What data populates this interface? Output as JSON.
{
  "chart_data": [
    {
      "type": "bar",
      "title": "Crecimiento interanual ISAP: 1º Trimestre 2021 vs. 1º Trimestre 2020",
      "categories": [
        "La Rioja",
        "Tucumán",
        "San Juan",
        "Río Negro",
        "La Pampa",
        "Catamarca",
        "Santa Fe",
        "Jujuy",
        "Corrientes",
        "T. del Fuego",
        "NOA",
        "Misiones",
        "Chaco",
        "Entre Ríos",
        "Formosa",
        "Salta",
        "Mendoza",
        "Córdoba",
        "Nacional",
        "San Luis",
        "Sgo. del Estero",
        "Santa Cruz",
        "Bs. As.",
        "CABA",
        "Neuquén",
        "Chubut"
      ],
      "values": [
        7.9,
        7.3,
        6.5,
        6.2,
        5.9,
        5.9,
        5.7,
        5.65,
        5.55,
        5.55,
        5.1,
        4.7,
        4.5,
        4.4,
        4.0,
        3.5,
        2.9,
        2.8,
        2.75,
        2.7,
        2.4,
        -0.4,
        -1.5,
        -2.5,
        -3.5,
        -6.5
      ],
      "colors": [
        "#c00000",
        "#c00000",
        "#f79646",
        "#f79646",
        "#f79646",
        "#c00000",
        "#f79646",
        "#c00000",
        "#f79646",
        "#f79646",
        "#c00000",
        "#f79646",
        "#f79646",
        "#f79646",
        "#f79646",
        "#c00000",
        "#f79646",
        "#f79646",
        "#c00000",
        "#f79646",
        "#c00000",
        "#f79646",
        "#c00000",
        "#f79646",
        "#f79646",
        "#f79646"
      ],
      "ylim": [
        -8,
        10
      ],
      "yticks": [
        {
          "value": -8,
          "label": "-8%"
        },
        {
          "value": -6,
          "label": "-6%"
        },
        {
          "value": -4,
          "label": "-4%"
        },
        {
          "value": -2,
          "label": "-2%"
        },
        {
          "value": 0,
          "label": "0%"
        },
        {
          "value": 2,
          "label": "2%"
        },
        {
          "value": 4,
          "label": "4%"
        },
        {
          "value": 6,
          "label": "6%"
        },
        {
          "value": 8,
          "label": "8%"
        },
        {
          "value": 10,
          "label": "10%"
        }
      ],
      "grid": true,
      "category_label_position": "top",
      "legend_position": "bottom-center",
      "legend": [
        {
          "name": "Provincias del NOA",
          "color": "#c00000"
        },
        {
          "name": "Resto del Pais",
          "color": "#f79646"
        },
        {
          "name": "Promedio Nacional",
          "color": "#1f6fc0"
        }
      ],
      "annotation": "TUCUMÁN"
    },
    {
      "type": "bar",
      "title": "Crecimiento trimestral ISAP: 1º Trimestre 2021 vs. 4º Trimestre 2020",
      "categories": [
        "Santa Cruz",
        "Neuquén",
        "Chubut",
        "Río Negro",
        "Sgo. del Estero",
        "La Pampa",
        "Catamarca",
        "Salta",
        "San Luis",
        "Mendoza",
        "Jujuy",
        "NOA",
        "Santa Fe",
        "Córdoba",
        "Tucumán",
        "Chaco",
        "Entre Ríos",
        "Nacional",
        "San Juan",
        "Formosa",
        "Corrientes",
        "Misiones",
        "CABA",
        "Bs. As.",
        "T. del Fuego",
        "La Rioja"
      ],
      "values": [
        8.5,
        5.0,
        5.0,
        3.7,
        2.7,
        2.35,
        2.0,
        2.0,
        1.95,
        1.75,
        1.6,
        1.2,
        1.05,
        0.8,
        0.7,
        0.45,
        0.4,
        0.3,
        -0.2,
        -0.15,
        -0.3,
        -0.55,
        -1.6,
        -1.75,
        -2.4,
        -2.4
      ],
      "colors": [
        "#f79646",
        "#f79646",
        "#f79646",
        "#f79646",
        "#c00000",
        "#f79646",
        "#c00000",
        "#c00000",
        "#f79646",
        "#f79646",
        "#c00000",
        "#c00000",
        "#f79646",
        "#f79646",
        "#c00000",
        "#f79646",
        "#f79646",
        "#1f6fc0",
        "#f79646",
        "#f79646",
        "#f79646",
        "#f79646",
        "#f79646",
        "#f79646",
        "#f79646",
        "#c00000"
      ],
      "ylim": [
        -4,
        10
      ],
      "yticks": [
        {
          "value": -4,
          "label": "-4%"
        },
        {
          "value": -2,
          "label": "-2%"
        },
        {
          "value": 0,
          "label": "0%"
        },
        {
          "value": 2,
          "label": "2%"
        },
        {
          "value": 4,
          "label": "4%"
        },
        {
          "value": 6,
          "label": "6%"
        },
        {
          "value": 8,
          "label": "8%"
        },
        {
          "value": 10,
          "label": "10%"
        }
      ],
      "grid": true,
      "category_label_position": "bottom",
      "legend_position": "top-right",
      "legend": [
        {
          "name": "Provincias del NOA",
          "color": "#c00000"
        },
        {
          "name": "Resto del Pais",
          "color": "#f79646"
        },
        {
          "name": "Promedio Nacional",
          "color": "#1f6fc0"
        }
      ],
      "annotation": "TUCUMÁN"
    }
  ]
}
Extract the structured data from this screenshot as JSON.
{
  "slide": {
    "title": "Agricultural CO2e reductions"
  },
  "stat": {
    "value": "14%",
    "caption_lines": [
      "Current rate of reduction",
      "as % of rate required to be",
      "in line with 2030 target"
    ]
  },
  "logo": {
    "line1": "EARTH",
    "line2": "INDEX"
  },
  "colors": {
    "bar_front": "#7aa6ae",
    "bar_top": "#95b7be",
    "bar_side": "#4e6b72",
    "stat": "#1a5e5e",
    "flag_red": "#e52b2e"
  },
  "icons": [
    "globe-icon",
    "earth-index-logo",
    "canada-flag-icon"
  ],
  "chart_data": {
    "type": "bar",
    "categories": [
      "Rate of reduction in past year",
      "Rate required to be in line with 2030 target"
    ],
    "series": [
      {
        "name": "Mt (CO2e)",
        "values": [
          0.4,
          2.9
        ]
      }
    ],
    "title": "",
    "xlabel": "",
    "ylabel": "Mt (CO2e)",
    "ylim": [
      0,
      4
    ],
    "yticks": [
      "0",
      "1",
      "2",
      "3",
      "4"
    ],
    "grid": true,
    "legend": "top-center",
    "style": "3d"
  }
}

--*--

Task objective: Every line of the data above should be reproduced word for word.

Answer for this exercise:
What data populates this interface? Output as JSON.
{
  "chart_data": [
    {
      "type": "bar",
      "title": "Crecimiento interanual ISAP: 1º Trimestre 2021 vs. 1º Trimestre 2020",
      "categories": [
        "La Rioja",
        "Tucumán",
        "San Juan",
        "Río Negro",
        "La Pampa",
        "Catamarca",
        "Santa Fe",
        "Jujuy",
        "Corrientes",
        "T. del Fuego",
        "NOA",
        "Misiones",
        "Chaco",
        "Entre Ríos",
        "Formosa",
        "Salta",
        "Mendoza",
        "Córdoba",
        "Nacional",
        "San Luis",
        "Sgo. del Estero",
        "Santa Cruz",
        "Bs. As.",
        "CABA",
        "Neuquén",
        "Chubut"
      ],
      "values": [
        7.9,
        7.3,
        6.5,
        6.2,
        5.9,
        5.9,
        5.7,
        5.65,
        5.55,
        5.55,
        5.1,
        4.7,
        4.5,
        4.4,
        4.0,
        3.5,
        2.9,
        2.8,
        2.75,
        2.7,
        2.4,
        -0.4,
        -1.5,
        -2.5,
        -3.5,
        -6.5
      ],
      "colors": [
        "#c00000",
        "#c00000",
        "#f79646",
        "#f79646",
        "#f79646",
        "#c00000",
        "#f79646",
        "#c00000",
        "#f79646",
        "#f79646",
        "#c00000",
        "#f79646",
        "#f79646",
        "#f79646",
        "#f79646",
        "#c00000",
        "#f79646",
        "#f79646",
        "#c00000",
        "#f79646",
        "#c00000",
        "#f79646",
        "#c00000",
        "#f79646",
        "#f79646",
        "#f79646"
      ],
      "ylim": [
        -8,
        10
      ],
      "yticks": [
        {
          "value": -8,
          "label": "-8%"
        },
        {
          "value": -6,
          "label": "-6%"
        },
        {
          "value": -4,
          "label": "-4%"
        },
        {
          "value": -2,
          "label": "-2%"
        },
        {
          "value": 0,
          "label": "0%"
        },
        {
          "value": 2,
          "label": "2%"
        },
        {
          "value": 4,
          "label": "4%"
        },
        {
          "value": 6,
          "label": "6%"
        },
        {
          "value": 8,
          "label": "8%"
        },
        {
          "value": 10,
          "label": "10%"
        }
      ],
      "grid": true,
      "category_label_position": "top",
      "legend_position": "bottom-center",
      "legend": [
        {
          "name": "Provincias del NOA",
          "color": "#c00000"
        },
        {
          "name": "Resto del Pais",
          "color": "#f79646"
        },
        {
          "name": "Promedio Nacional",
          "color": "#1f6fc0"
        }
      ],
      "annotation": "TUCUMÁN"
    },
    {
      "type": "bar",
      "title": "Crecimiento trimestral ISAP: 1º Trimestre 2021 vs. 4º Trimestre 2020",
      "categories": [
        "Santa Cruz",
        "Neuquén",
        "Chubut",
        "Río Negro",
        "Sgo. del Estero",
        "La Pampa",
        "Catamarca",
        "Salta",
        "San Luis",
        "Mendoza",
        "Jujuy",
        "NOA",
        "Santa Fe",
        "Córdoba",
        "Tucumán",
        "Chaco",
        "Entre Ríos",
        "Nacional",
        "San Juan",
        "Formosa",
        "Corrientes",
        "Misiones",
        "CABA",
        "Bs. As.",
        "T. del Fuego",
        "La Rioja"
      ],
      "values": [
        8.5,
        5.0,
        5.0,
        3.7,
        2.7,
        2.35,
        2.0,
        2.0,
        1.95,
        1.75,
        1.6,
        1.2,
        1.05,
        0.8,
        0.7,
        0.45,
        0.4,
        0.3,
        -0.2,
        -0.15,
        -0.3,
        -0.55,
        -1.6,
        -1.75,
        -2.4,
        -2.4
      ],
      "colors": [
        "#f79646",
        "#f79646",
        "#f79646",
        "#f79646",
        "#c00000",
        "#f79646",
        "#c00000",
        "#c00000",
        "#f79646",
        "#f79646",
        "#c00000",
        "#c00000",
        "#f79646",
        "#f79646",
        "#c00000",
        "#f79646",
        "#f79646",
        "#1f6fc0",
        "#f79646",
        "#f79646",
        "#f79646",
        "#f79646",
        "#f79646",
        "#f79646",
        "#f79646",
        "#c00000"
      ],
      "ylim": [
        -4,
        10
      ],
      "yticks": [
        {
          "value": -4,
          "label": "-4%"
        },
        {
          "value": -2,
          "label": "-2%"
        },
        {
          "value": 0,
          "label": "0%"
        },
        {
          "value": 2,
          "label": "2%"
        },
        {
          "value": 4,
          "label": "4%"
        },
        {
          "value": 6,
          "label": "6%"
        },
        {
          "value": 8,
          "label": "8%"
        },
        {
          "value": 10,
          "label": "10%"
        }
      ],
      "grid": true,
      "category_label_position": "bottom",
      "legend_position": "top-right",
      "legend": [
        {
          "name": "Provincias del NOA",
          "color": "#c00000"
        },
        {
          "name": "Resto del Pais",
          "color": "#f79646"
        },
        {
          "name": "Promedio Nacional",
          "color": "#1f6fc0"
        }
      ],
      "annotation": "TUCUMÁN"
    }
  ]
}
Extract the structured data from this screenshot as JSON.
{
  "slide": {
    "title": "Agricultural CO2e reductions"
  },
  "stat": {
    "value": "14%",
    "caption_lines": [
      "Current rate of reduction",
      "as % of rate required to be",
      "in line with 2030 target"
    ]
  },
  "logo": {
    "line1": "EARTH",
    "line2": "INDEX"
  },
  "colors": {
    "bar_front": "#7aa6ae",
    "bar_top": "#95b7be",
    "bar_side": "#4e6b72",
    "stat": "#1a5e5e",
    "flag_red": "#e52b2e"
  },
  "icons": [
    "globe-icon",
    "earth-index-logo",
    "canada-flag-icon"
  ],
  "chart_data": {
    "type": "bar",
    "categories": [
      "Rate of reduction in past year",
      "Rate required to be in line with 2030 target"
    ],
    "series": [
      {
        "name": "Mt (CO2e)",
        "values": [
          0.4,
          2.9
        ]
      }
    ],
    "title": "",
    "xlabel": "",
    "ylabel": "Mt (CO2e)",
    "ylim": [
      0,
      4
    ],
    "yticks": [
      "0",
      "1",
      "2",
      "3",
      "4"
    ],
    "grid": true,
    "legend": "top-center",
    "style": "3d"
  }
}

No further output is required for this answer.